[To do]:
Your task is to copy the material exactly.

[Excerpt from a dataset]:
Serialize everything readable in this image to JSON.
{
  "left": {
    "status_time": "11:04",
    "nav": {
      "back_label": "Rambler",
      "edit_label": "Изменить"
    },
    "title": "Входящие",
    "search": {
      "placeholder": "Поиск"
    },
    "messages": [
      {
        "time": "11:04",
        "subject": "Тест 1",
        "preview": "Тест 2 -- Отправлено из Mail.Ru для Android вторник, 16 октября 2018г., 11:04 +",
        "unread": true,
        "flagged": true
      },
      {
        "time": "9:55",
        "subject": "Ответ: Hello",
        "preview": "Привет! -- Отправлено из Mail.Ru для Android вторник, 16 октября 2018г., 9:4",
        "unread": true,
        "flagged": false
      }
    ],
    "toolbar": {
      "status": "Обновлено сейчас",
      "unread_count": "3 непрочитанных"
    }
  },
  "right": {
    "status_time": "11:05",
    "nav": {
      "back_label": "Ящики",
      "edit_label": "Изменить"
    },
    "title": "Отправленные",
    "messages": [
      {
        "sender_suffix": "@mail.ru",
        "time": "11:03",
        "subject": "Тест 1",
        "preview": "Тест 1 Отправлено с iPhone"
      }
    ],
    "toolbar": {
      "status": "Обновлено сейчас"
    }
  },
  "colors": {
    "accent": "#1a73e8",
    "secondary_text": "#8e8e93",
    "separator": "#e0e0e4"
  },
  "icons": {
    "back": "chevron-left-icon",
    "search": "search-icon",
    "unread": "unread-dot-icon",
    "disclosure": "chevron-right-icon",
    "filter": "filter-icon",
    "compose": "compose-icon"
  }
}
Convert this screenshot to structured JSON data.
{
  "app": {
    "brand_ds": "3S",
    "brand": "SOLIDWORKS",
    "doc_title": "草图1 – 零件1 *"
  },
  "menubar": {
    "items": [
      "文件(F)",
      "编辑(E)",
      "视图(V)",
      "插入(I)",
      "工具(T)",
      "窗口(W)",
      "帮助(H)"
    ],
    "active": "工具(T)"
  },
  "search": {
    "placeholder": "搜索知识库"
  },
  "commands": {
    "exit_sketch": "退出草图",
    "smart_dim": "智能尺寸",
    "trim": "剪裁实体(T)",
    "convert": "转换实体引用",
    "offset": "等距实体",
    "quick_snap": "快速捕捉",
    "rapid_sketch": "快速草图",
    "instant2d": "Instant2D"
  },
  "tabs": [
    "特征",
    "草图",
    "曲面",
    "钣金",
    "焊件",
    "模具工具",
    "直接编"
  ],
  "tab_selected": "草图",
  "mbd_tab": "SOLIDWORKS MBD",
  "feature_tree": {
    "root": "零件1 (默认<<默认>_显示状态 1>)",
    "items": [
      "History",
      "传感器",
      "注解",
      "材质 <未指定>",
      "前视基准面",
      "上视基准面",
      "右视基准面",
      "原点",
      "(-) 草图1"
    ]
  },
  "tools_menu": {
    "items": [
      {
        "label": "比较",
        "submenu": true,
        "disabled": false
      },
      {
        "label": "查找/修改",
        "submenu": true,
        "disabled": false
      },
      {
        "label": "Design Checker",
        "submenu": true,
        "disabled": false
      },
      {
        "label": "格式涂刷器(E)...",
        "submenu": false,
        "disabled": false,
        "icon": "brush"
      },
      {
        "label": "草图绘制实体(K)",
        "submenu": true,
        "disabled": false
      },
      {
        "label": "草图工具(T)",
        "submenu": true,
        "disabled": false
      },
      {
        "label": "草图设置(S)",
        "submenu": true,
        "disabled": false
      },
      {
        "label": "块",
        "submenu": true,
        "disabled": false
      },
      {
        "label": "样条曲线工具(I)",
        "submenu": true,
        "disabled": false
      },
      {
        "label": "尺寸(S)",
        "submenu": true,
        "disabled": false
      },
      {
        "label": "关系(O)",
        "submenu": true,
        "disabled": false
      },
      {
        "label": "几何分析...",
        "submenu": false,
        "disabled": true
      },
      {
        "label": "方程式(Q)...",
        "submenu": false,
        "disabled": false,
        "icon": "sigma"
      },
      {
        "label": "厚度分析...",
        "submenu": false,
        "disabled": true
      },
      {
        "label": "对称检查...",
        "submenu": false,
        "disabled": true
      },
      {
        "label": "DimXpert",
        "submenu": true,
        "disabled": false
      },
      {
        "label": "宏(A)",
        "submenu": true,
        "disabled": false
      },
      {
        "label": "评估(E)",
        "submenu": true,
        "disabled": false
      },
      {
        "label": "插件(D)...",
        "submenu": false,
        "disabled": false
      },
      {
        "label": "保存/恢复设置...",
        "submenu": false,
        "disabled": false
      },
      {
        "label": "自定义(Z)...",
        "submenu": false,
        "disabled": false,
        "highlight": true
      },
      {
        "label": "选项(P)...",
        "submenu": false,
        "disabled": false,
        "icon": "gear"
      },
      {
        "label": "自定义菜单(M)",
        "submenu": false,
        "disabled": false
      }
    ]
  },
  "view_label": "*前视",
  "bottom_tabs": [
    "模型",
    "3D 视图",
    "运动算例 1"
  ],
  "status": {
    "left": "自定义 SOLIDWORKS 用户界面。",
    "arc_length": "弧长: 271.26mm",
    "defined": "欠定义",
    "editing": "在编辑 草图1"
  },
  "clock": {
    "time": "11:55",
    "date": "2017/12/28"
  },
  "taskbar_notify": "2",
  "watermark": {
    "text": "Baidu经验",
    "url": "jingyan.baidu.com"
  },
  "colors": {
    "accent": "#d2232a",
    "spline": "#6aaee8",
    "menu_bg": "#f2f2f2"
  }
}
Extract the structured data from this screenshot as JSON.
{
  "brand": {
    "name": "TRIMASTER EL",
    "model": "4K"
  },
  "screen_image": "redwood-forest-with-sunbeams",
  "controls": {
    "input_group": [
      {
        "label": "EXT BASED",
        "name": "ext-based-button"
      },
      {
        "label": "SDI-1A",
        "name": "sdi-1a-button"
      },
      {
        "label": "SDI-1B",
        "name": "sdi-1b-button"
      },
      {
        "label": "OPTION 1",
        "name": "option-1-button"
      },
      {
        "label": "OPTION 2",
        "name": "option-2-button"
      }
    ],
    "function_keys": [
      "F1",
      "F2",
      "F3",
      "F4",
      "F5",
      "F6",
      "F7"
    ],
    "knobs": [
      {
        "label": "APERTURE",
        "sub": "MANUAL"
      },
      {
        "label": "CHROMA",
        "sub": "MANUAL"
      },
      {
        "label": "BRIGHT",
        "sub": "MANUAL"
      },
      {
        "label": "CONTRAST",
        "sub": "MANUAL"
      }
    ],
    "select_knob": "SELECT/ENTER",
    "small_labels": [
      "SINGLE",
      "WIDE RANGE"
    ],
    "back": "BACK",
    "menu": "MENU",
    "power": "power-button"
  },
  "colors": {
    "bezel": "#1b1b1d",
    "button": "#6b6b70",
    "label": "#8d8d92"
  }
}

[Result for this exercise]:
Serialize everything readable in this image to JSON.
{
  "left": {
    "status_time": "11:04",
    "nav": {
      "back_label": "Rambler",
      "edit_label": "Изменить"
    },
    "title": "Входящие",
    "search": {
      "placeholder": "Поиск"
    },
    "messages": [
      {
        "time": "11:04",
        "subject": "Тест 1",
        "preview": "Тест 2 -- Отправлено из Mail.Ru для Android вторник, 16 октября 2018г., 11:04 +",
        "unread": true,
        "flagged": true
      },
      {
        "time": "9:55",
        "subject": "Ответ: Hello",
        "preview": "Привет! -- Отправлено из Mail.Ru для Android вторник, 16 октября 2018г., 9:4",
        "unread": true,
        "flagged": false
      }
    ],
    "toolbar": {
      "status": "Обновлено сейчас",
      "unread_count": "3 непрочитанных"
    }
  },
  "right": {
    "status_time": "11:05",
    "nav": {
      "back_label": "Ящики",
      "edit_label": "Изменить"
    },
    "title": "Отправленные",
    "messages": [
      {
        "sender_suffix": "@mail.ru",
        "time": "11:03",
        "subject": "Тест 1",
        "preview": "Тест 1 Отправлено с iPhone"
      }
    ],
    "toolbar": {
      "status": "Обновлено сейчас"
    }
  },
  "colors": {
    "accent": "#1a73e8",
    "secondary_text": "#8e8e93",
    "separator": "#e0e0e4"
  },
  "icons": {
    "back": "chevron-left-icon",
    "search": "search-icon",
    "unread": "unread-dot-icon",
    "disclosure": "chevron-right-icon",
    "filter": "filter-icon",
    "compose": "compose-icon"
  }
}
Convert this screenshot to structured JSON data.
{
  "app": {
    "brand_ds": "3S",
    "brand": "SOLIDWORKS",
    "doc_title": "草图1 – 零件1 *"
  },
  "menubar": {
    "items": [
      "文件(F)",
      "编辑(E)",
      "视图(V)",
      "插入(I)",
      "工具(T)",
      "窗口(W)",
      "帮助(H)"
    ],
    "active": "工具(T)"
  },
  "search": {
    "placeholder": "搜索知识库"
  },
  "commands": {
    "exit_sketch": "退出草图",
    "smart_dim": "智能尺寸",
    "trim": "剪裁实体(T)",
    "convert": "转换实体引用",
    "offset": "等距实体",
    "quick_snap": "快速捕捉",
    "rapid_sketch": "快速草图",
    "instant2d": "Instant2D"
  },
  "tabs": [
    "特征",
    "草图",
    "曲面",
    "钣金",
    "焊件",
    "模具工具",
    "直接编"
  ],
  "tab_selected": "草图",
  "mbd_tab": "SOLIDWORKS MBD",
  "feature_tree": {
    "root": "零件1 (默认<<默认>_显示状态 1>)",
    "items": [
      "History",
      "传感器",
      "注解",
      "材质 <未指定>",
      "前视基准面",
      "上视基准面",
      "右视基准面",
      "原点",
      "(-) 草图1"
    ]
  },
  "tools_menu": {
    "items": [
      {
        "label": "比较",
        "submenu": true,
        "disabled": false
      },
      {
        "label": "查找/修改",
        "submenu": true,
        "disabled": false
      },
      {
        "label": "Design Checker",
        "submenu": true,
        "disabled": false
      },
      {
        "label": "格式涂刷器(E)...",
        "submenu": false,
        "disabled": false,
        "icon": "brush"
      },
      {
        "label": "草图绘制实体(K)",
        "submenu": true,
        "disabled": false
      },
      {
        "label": "草图工具(T)",
        "submenu": true,
        "disabled": false
      },
      {
        "label": "草图设置(S)",
        "submenu": true,
        "disabled": false
      },
      {
        "label": "块",
        "submenu": true,
        "disabled": false
      },
      {
        "label": "样条曲线工具(I)",
        "submenu": true,
        "disabled": false
      },
      {
        "label": "尺寸(S)",
        "submenu": true,
        "disabled": false
      },
      {
        "label": "关系(O)",
        "submenu": true,
        "disabled": false
      },
      {
        "label": "几何分析...",
        "submenu": false,
        "disabled": true
      },
      {
        "label": "方程式(Q)...",
        "submenu": false,
        "disabled": false,
        "icon": "sigma"
      },
      {
        "label": "厚度分析...",
        "submenu": false,
        "disabled": true
      },
      {
        "label": "对称检查...",
        "submenu": false,
        "disabled": true
      },
      {
        "label": "DimXpert",
        "submenu": true,
        "disabled": false
      },
      {
        "label": "宏(A)",
        "submenu": true,
        "disabled": false
      },
      {
        "label": "评估(E)",
        "submenu": true,
        "disabled": false
      },
      {
        "label": "插件(D)...",
        "submenu": false,
        "disabled": false
      },
      {
        "label": "保存/恢复设置...",
        "submenu": false,
        "disabled": false
      },
      {
        "label": "自定义(Z)...",
        "submenu": false,
        "disabled": false,
        "highlight": true
      },
      {
        "label": "选项(P)...",
        "submenu": false,
        "disabled": false,
        "icon": "gear"
      },
      {
        "label": "自定义菜单(M)",
        "submenu": false,
        "disabled": false
      }
    ]
  },
  "view_label": "*前视",
  "bottom_tabs": [
    "模型",
    "3D 视图",
    "运动算例 1"
  ],
  "status": {
    "left": "自定义 SOLIDWORKS 用户界面。",
    "arc_length": "弧长: 271.26mm",
    "defined": "欠定义",
    "editing": "在编辑 草图1"
  },
  "clock": {
    "time": "11:55",
    "date": "2017/12/28"
  },
  "taskbar_notify": "2",
  "watermark": {
    "text": "Baidu经验",
    "url": "jingyan.baidu.com"
  },
  "colors": {
    "accent": "#d2232a",
    "spline": "#6aaee8",
    "menu_bg": "#f2f2f2"
  }
}
Extract the structured data from this screenshot as JSON.
{
  "brand": {
    "name": "TRIMASTER EL",
    "model": "4K"
  },
  "screen_image": "redwood-forest-with-sunbeams",
  "controls": {
    "input_group": [
      {
        "label": "EXT BASED",
        "name": "ext-based-button"
      },
      {
        "label": "SDI-1A",
        "name": "sdi-1a-button"
      },
      {
        "label": "SDI-1B",
        "name": "sdi-1b-button"
      },
      {
        "label": "OPTION 1",
        "name": "option-1-button"
      },
      {
        "label": "OPTION 2",
        "name": "option-2-button"
      }
    ],
    "function_keys": [
      "F1",
      "F2",
      "F3",
      "F4",
      "F5",
      "F6",
      "F7"
    ],
    "knobs": [
      {
        "label": "APERTURE",
        "sub": "MANUAL"
      },
      {
        "label": "CHROMA",
        "sub": "MANUAL"
      },
      {
        "label": "BRIGHT",
        "sub": "MANUAL"
      },
      {
        "label": "CONTRAST",
        "sub": "MANUAL"
      }
    ],
    "select_knob": "SELECT/ENTER",
    "small_labels": [
      "SINGLE",
      "WIDE RANGE"
    ],
    "back": "BACK",
    "menu": "MENU",
    "power": "power-button"
  },
  "colors": {
    "bezel": "#1b1b1d",
    "button": "#6b6b70",
    "label": "#8d8d92"
  }
}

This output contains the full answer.